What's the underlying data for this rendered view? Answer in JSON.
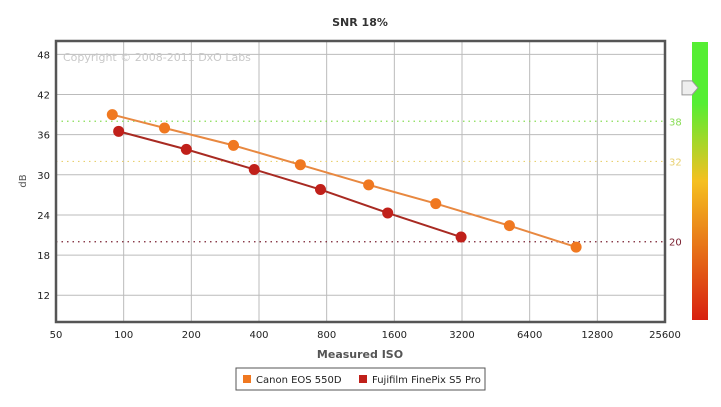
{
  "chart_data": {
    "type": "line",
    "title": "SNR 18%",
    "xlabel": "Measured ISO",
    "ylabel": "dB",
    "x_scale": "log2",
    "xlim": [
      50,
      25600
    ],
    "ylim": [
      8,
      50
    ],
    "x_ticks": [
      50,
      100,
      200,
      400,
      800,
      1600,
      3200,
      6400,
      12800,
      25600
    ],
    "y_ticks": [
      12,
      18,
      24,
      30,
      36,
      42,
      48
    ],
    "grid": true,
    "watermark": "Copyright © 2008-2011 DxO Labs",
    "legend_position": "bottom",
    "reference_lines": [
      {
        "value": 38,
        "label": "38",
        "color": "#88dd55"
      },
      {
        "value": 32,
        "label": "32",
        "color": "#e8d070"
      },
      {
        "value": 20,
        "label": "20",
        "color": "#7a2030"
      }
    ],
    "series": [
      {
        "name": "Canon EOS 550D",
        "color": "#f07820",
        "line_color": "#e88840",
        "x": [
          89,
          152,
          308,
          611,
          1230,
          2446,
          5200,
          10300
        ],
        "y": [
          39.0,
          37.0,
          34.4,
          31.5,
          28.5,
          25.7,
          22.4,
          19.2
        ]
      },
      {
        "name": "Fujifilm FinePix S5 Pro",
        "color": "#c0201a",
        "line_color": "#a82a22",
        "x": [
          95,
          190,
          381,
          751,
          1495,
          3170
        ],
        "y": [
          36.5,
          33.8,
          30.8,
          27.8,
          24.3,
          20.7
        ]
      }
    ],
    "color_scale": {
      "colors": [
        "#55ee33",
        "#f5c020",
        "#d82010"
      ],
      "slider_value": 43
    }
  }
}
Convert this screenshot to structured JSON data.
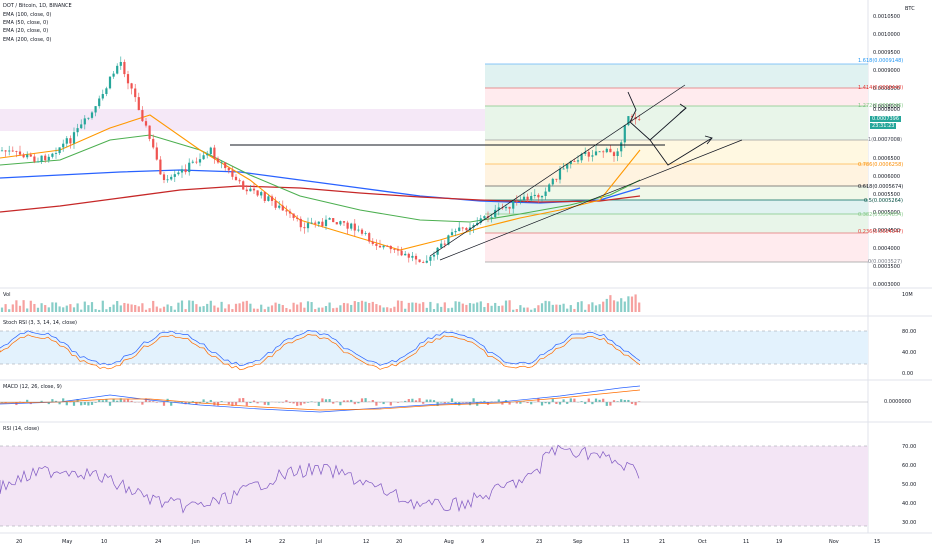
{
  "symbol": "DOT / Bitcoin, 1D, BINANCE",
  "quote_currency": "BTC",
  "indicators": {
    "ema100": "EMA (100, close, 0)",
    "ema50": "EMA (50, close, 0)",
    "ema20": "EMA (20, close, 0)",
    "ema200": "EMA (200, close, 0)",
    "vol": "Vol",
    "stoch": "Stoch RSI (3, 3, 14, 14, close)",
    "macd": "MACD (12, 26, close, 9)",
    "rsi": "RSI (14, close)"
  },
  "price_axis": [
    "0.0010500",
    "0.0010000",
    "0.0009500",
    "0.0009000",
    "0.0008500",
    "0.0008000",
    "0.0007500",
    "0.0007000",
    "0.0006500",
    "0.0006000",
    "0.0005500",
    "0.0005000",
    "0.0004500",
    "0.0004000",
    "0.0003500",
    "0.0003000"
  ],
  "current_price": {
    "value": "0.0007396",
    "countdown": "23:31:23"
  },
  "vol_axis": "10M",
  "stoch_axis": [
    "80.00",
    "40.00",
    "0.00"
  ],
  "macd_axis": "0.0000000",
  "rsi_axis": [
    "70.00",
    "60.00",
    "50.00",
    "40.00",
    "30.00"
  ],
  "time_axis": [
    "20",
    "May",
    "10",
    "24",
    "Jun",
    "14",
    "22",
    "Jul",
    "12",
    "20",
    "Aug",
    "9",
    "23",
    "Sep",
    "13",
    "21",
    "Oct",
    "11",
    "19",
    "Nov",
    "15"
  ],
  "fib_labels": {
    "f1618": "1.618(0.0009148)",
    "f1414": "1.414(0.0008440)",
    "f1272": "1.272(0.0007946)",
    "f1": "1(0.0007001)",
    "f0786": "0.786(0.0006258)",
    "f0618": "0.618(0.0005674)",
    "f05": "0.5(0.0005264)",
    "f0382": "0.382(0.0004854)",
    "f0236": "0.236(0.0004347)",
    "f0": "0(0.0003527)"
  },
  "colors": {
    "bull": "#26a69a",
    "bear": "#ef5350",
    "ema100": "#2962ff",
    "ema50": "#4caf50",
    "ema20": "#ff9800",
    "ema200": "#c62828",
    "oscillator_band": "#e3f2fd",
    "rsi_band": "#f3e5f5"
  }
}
--
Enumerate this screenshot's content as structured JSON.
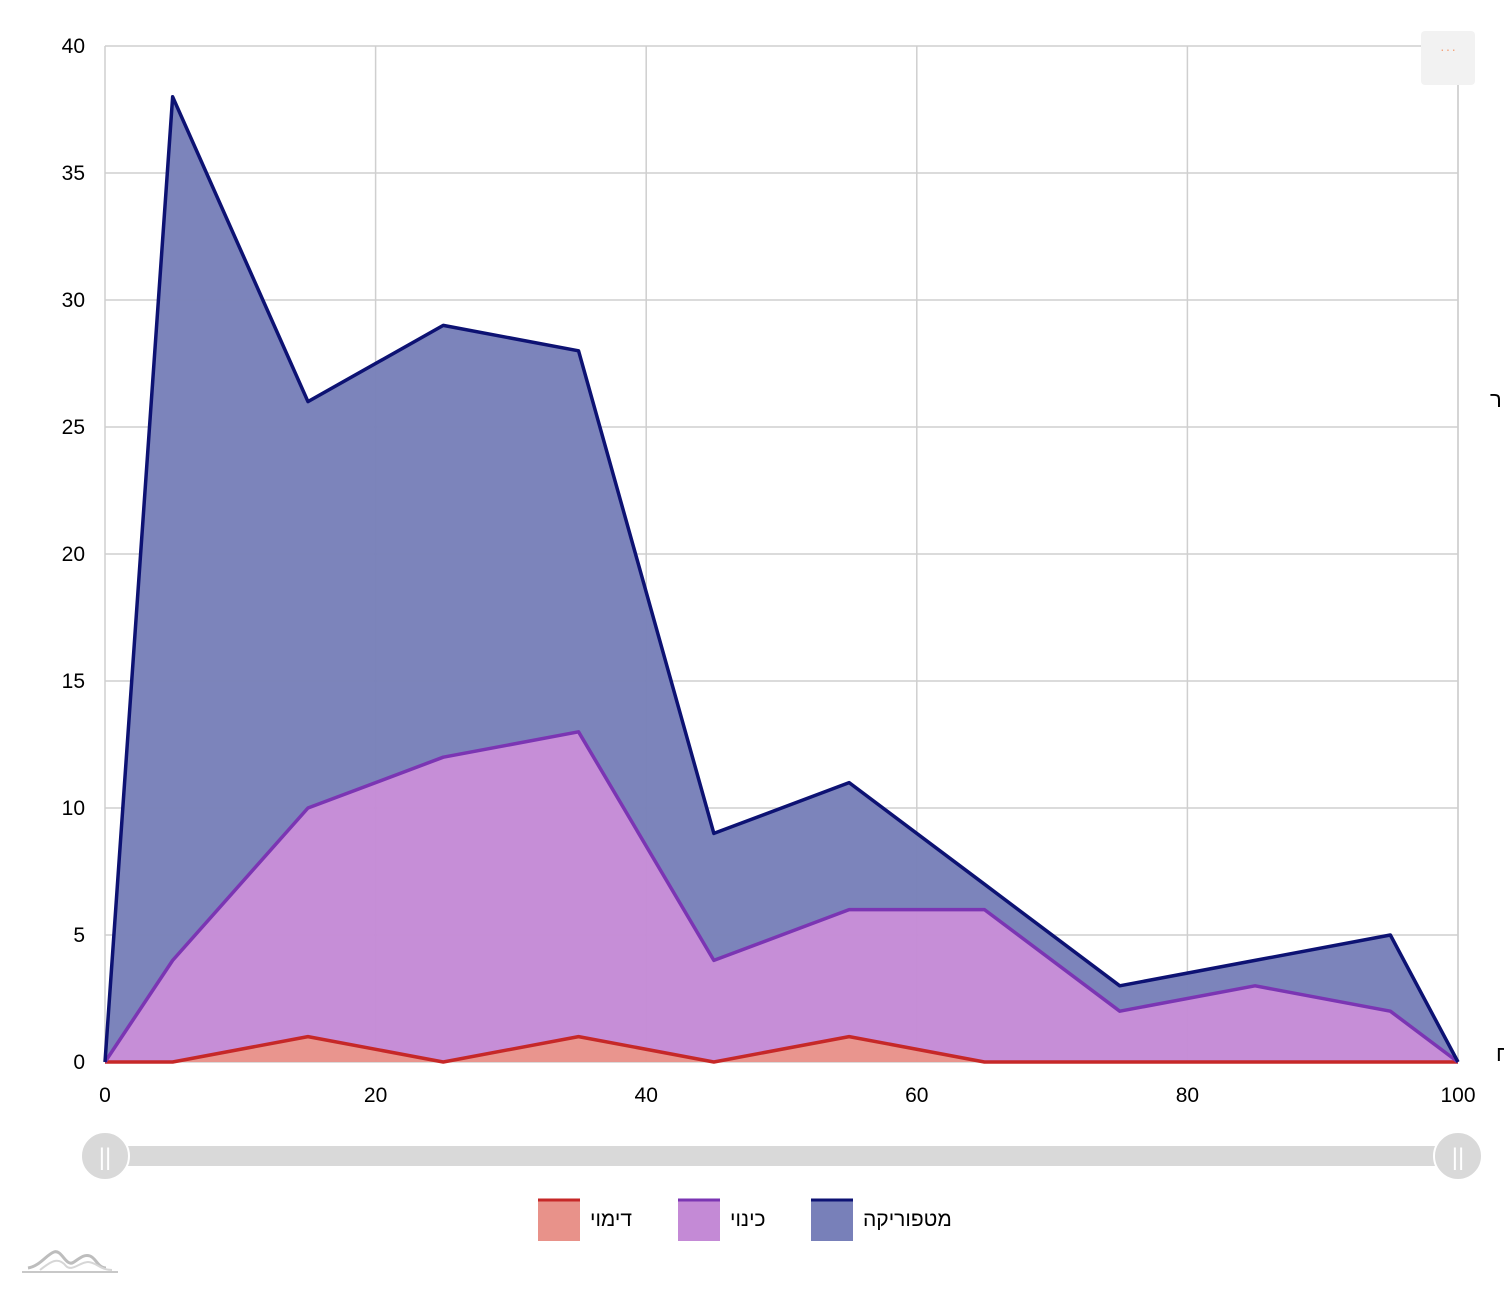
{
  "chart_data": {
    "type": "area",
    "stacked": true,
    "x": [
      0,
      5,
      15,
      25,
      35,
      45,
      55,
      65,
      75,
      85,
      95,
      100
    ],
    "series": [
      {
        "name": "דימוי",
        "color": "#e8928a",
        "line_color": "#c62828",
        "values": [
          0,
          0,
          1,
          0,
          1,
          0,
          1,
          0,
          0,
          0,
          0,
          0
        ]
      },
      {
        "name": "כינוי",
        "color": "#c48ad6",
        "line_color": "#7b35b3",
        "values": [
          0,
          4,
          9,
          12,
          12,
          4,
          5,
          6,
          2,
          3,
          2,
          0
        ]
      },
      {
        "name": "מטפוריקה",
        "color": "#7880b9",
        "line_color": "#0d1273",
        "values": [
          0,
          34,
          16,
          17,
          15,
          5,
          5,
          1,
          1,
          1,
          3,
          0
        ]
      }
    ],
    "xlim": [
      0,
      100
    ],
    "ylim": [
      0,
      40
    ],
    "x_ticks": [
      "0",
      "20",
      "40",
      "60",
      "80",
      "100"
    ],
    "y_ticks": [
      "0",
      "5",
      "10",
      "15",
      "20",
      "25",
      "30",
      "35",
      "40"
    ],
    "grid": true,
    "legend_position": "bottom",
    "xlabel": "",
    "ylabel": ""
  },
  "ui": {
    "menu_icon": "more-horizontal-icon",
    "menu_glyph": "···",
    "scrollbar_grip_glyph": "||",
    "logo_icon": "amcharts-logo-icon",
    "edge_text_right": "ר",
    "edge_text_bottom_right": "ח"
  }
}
--
# INSTRUCTION
Gather from the data above every line with the string "icon".

# TASK SOLUTION
    "menu_icon": "more-horizontal-icon",
    "logo_icon": "amcharts-logo-icon",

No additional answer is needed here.